THE PROBLEM
Each line that contains the word "AVENUE" counts once; give the total for the records below and nothing else.

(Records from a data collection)

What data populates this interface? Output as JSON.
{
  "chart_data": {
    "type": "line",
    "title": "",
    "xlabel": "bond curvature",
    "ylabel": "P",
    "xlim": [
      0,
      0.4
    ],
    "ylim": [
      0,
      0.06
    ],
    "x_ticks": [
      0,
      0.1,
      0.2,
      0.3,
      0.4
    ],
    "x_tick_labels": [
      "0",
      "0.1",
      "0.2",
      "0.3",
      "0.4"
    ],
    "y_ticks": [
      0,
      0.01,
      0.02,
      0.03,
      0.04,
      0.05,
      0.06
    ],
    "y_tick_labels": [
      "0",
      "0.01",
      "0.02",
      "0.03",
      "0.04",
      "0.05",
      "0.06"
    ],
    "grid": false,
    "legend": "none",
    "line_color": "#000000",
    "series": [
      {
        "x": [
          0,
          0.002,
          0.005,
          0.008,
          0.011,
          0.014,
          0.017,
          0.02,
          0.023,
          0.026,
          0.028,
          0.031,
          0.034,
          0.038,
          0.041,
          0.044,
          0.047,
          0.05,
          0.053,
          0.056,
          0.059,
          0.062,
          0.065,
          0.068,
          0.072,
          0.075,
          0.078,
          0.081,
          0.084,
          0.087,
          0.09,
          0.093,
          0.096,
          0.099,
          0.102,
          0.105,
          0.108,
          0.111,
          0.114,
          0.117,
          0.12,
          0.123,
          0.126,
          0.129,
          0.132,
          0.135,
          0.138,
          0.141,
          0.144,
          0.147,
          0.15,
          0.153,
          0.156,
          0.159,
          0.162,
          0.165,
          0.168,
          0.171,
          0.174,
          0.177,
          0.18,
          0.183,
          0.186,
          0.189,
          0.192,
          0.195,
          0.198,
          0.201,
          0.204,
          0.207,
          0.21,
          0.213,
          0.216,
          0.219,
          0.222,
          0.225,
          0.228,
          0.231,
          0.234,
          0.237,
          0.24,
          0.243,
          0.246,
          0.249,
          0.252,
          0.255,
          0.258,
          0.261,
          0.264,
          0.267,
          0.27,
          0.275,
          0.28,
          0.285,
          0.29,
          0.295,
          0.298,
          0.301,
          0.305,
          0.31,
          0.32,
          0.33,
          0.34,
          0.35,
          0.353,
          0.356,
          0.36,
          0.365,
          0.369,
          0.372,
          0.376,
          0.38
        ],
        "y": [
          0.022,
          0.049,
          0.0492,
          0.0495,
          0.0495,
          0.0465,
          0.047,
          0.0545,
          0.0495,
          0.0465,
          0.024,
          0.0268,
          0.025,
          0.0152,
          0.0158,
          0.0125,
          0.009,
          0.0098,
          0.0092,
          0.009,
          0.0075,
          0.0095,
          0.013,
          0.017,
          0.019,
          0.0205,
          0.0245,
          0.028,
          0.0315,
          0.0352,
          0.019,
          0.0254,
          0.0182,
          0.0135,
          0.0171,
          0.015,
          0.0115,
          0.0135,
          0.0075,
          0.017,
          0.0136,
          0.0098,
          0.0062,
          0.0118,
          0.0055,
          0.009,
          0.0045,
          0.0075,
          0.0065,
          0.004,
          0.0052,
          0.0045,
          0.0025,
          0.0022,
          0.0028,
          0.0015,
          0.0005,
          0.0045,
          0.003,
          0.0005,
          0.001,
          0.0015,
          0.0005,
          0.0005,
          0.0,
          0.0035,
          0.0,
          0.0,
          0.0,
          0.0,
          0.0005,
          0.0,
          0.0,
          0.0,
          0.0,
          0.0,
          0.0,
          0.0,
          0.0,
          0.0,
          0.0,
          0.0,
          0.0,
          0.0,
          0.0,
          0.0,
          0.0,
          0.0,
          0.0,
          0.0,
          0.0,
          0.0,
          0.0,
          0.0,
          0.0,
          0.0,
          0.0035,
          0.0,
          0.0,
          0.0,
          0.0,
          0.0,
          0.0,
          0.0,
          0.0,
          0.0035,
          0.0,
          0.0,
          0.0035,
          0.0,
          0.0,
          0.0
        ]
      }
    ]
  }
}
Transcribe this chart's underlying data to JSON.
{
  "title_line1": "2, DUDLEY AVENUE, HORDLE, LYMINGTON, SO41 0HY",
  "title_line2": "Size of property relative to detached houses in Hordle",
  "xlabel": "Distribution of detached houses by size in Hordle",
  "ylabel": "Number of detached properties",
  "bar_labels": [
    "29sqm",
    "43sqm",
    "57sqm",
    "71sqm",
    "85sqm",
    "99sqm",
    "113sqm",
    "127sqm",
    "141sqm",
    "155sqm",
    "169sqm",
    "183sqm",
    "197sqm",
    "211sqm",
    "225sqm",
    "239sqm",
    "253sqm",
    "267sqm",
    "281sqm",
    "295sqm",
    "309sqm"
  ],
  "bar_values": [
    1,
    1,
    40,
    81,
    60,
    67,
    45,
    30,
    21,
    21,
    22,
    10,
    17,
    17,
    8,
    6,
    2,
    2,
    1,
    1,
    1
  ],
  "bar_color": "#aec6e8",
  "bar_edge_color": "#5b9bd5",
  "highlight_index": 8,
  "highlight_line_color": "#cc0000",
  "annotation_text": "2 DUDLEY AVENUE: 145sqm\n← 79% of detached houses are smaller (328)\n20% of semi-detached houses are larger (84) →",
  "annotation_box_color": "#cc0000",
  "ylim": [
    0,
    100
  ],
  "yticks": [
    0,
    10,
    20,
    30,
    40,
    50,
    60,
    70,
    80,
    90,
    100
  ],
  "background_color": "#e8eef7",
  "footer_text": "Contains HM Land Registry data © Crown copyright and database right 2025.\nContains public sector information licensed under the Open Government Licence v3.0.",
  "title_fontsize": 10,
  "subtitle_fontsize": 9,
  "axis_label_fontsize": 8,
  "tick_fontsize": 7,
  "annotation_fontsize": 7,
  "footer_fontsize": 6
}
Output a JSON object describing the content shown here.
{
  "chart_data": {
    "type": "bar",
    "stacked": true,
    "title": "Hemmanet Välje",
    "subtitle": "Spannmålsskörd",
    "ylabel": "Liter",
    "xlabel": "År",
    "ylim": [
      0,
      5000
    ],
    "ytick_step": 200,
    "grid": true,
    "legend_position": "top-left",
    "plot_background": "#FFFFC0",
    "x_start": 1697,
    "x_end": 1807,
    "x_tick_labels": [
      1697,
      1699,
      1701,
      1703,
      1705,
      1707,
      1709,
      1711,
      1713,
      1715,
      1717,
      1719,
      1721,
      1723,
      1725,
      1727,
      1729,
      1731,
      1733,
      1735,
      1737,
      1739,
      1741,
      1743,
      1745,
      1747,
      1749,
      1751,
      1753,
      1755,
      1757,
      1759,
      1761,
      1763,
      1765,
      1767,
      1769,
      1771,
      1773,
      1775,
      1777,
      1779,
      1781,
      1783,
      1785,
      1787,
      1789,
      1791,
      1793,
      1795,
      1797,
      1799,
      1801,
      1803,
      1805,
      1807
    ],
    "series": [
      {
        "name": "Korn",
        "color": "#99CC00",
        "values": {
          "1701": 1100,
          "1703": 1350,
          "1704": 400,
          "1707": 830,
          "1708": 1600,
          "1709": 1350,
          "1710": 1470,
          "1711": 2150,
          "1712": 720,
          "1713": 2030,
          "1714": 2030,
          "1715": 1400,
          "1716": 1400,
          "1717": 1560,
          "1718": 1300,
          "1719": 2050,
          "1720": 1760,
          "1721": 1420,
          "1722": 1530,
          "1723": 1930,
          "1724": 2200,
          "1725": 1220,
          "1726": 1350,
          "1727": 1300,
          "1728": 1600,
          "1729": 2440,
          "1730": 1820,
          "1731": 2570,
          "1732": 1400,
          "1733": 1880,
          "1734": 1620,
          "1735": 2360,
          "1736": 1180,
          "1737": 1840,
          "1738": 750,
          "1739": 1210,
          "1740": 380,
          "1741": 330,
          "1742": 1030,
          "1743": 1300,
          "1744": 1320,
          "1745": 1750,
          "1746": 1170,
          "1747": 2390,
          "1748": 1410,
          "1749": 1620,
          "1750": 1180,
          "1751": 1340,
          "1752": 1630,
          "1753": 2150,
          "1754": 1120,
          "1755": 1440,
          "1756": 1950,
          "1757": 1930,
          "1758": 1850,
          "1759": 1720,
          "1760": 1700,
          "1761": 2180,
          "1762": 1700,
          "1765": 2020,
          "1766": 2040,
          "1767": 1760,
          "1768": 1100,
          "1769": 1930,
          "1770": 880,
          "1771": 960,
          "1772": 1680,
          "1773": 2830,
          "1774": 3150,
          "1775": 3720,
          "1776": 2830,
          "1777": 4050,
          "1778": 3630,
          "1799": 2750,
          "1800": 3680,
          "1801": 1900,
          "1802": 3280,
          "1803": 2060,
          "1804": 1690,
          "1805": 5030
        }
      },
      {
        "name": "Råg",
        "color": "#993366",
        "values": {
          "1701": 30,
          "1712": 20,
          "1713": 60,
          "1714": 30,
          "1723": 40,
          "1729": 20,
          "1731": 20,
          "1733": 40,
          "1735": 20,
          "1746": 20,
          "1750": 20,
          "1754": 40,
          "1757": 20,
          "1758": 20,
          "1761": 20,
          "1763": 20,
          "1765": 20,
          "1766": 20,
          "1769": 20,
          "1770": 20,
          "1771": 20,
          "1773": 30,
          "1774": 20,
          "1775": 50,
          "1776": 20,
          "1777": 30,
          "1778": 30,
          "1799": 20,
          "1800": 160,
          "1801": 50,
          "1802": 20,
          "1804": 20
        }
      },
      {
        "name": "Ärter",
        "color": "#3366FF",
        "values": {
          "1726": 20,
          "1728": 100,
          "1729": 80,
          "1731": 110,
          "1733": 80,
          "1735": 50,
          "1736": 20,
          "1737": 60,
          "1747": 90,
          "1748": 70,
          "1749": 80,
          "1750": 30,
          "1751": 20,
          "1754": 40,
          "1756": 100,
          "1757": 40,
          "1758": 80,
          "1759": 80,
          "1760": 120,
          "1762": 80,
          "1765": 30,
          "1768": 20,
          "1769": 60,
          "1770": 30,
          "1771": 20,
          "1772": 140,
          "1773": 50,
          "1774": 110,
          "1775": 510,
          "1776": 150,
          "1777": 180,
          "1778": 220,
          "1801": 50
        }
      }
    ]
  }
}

SOLUTION TO THIS TASK
2